TASK: Would you return the complete listing below word for word?

Dataset items:
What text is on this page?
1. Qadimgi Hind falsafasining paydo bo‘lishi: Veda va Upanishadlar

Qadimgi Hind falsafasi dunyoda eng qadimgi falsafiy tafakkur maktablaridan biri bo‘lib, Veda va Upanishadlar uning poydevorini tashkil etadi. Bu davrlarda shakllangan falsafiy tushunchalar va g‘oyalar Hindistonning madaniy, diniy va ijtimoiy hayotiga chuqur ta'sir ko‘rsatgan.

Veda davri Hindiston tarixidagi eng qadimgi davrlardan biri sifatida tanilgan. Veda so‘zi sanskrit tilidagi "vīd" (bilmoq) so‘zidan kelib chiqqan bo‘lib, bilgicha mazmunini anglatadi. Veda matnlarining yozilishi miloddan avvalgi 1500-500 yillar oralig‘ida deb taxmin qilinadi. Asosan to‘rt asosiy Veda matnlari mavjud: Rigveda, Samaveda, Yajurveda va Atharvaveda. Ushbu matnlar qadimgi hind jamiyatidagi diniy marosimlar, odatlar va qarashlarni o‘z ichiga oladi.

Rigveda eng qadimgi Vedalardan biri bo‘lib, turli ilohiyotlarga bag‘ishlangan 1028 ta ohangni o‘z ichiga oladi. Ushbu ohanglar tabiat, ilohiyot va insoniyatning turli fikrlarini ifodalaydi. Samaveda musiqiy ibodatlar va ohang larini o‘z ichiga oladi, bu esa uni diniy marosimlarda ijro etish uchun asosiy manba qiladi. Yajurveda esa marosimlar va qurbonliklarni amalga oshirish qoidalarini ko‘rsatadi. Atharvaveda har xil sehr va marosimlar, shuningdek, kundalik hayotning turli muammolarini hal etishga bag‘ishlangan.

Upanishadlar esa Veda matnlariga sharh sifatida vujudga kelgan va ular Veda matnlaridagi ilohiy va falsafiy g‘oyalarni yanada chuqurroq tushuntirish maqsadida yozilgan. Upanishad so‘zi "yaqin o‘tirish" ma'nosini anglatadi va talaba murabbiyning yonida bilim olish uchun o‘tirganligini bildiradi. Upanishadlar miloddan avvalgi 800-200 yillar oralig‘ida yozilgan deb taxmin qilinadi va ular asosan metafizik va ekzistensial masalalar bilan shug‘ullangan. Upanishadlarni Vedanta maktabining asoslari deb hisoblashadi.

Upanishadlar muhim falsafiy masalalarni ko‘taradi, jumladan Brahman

TASK OUTPUT:
What text is on this page?
1. Qadimgi Hind falsafasining paydo bo‘lishi: Veda va Upanishadlar

Qadimgi Hind falsafasi dunyoda eng qadimgi falsafiy tafakkur maktablaridan biri bo‘lib, Veda va Upanishadlar uning poydevorini tashkil etadi. Bu davrlarda shakllangan falsafiy tushunchalar va g‘oyalar Hindistonning madaniy, diniy va ijtimoiy hayotiga chuqur ta'sir ko‘rsatgan.

Veda davri Hindiston tarixidagi eng qadimgi davrlardan biri sifatida tanilgan. Veda so‘zi sanskrit tilidagi "vīd" (bilmoq) so‘zidan kelib chiqqan bo‘lib, bilgicha mazmunini anglatadi. Veda matnlarining yozilishi miloddan avvalgi 1500-500 yillar oralig‘ida deb taxmin qilinadi. Asosan to‘rt asosiy Veda matnlari mavjud: Rigveda, Samaveda, Yajurveda va Atharvaveda. Ushbu matnlar qadimgi hind jamiyatidagi diniy marosimlar, odatlar va qarashlarni o‘z ichiga oladi.

Rigveda eng qadimgi Vedalardan biri bo‘lib, turli ilohiyotlarga bag‘ishlangan 1028 ta ohangni o‘z ichiga oladi. Ushbu ohanglar tabiat, ilohiyot va insoniyatning turli fikrlarini ifodalaydi. Samaveda musiqiy ibodatlar va ohang larini o‘z ichiga oladi, bu esa uni diniy marosimlarda ijro etish uchun asosiy manba qiladi. Yajurveda esa marosimlar va qurbonliklarni amalga oshirish qoidalarini ko‘rsatadi. Atharvaveda har xil sehr va marosimlar, shuningdek, kundalik hayotning turli muammolarini hal etishga bag‘ishlangan.

Upanishadlar esa Veda matnlariga sharh sifatida vujudga kelgan va ular Veda matnlaridagi ilohiy va falsafiy g‘oyalarni yanada chuqurroq tushuntirish maqsadida yozilgan. Upanishad so‘zi "yaqin o‘tirish" ma'nosini anglatadi va talaba murabbiyning yonida bilim olish uchun o‘tirganligini bildiradi. Upanishadlar miloddan avvalgi 800-200 yillar oralig‘ida yozilgan deb taxmin qilinadi va ular asosan metafizik va ekzistensial masalalar bilan shug‘ullangan. Upanishadlarni Vedanta maktabining asoslari deb hisoblashadi.

Upanishadlar muhim falsafiy masalalarni ko‘taradi, jumladan Brahman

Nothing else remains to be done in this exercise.